__DATASET RECORDS__.
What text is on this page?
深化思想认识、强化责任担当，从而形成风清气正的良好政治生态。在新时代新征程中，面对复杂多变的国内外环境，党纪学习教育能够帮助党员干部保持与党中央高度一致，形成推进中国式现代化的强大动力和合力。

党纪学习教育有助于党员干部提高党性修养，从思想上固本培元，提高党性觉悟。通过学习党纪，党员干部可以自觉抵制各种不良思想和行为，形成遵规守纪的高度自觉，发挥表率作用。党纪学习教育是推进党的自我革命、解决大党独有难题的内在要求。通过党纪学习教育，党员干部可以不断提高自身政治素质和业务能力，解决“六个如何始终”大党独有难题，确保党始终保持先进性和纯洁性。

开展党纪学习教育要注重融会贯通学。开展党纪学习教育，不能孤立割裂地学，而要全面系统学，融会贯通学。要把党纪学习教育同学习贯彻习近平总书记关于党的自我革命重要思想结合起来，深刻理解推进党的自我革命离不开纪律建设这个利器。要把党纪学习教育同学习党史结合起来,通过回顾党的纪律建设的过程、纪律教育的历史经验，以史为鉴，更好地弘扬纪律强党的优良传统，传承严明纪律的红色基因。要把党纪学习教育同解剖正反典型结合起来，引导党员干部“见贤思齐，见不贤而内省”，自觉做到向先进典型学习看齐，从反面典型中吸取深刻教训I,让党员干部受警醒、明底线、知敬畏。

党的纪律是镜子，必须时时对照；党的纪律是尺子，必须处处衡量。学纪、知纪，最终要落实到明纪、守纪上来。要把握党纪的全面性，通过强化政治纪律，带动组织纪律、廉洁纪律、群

__TASK PROMPT__.
Return all of the above records exactly, leaving no line out.

__FULL ANSWER__.
What text is on this page?
深化思想认识、强化责任担当，从而形成风清气正的良好政治生态。在新时代新征程中，面对复杂多变的国内外环境，党纪学习教育能够帮助党员干部保持与党中央高度一致，形成推进中国式现代化的强大动力和合力。

党纪学习教育有助于党员干部提高党性修养，从思想上固本培元，提高党性觉悟。通过学习党纪，党员干部可以自觉抵制各种不良思想和行为，形成遵规守纪的高度自觉，发挥表率作用。党纪学习教育是推进党的自我革命、解决大党独有难题的内在要求。通过党纪学习教育，党员干部可以不断提高自身政治素质和业务能力，解决“六个如何始终”大党独有难题，确保党始终保持先进性和纯洁性。

开展党纪学习教育要注重融会贯通学。开展党纪学习教育，不能孤立割裂地学，而要全面系统学，融会贯通学。要把党纪学习教育同学习贯彻习近平总书记关于党的自我革命重要思想结合起来，深刻理解推进党的自我革命离不开纪律建设这个利器。要把党纪学习教育同学习党史结合起来,通过回顾党的纪律建设的过程、纪律教育的历史经验，以史为鉴，更好地弘扬纪律强党的优良传统，传承严明纪律的红色基因。要把党纪学习教育同解剖正反典型结合起来，引导党员干部“见贤思齐，见不贤而内省”，自觉做到向先进典型学习看齐，从反面典型中吸取深刻教训I,让党员干部受警醒、明底线、知敬畏。

党的纪律是镜子，必须时时对照；党的纪律是尺子，必须处处衡量。学纪、知纪，最终要落实到明纪、守纪上来。要把握党纪的全面性，通过强化政治纪律，带动组织纪律、廉洁纪律、群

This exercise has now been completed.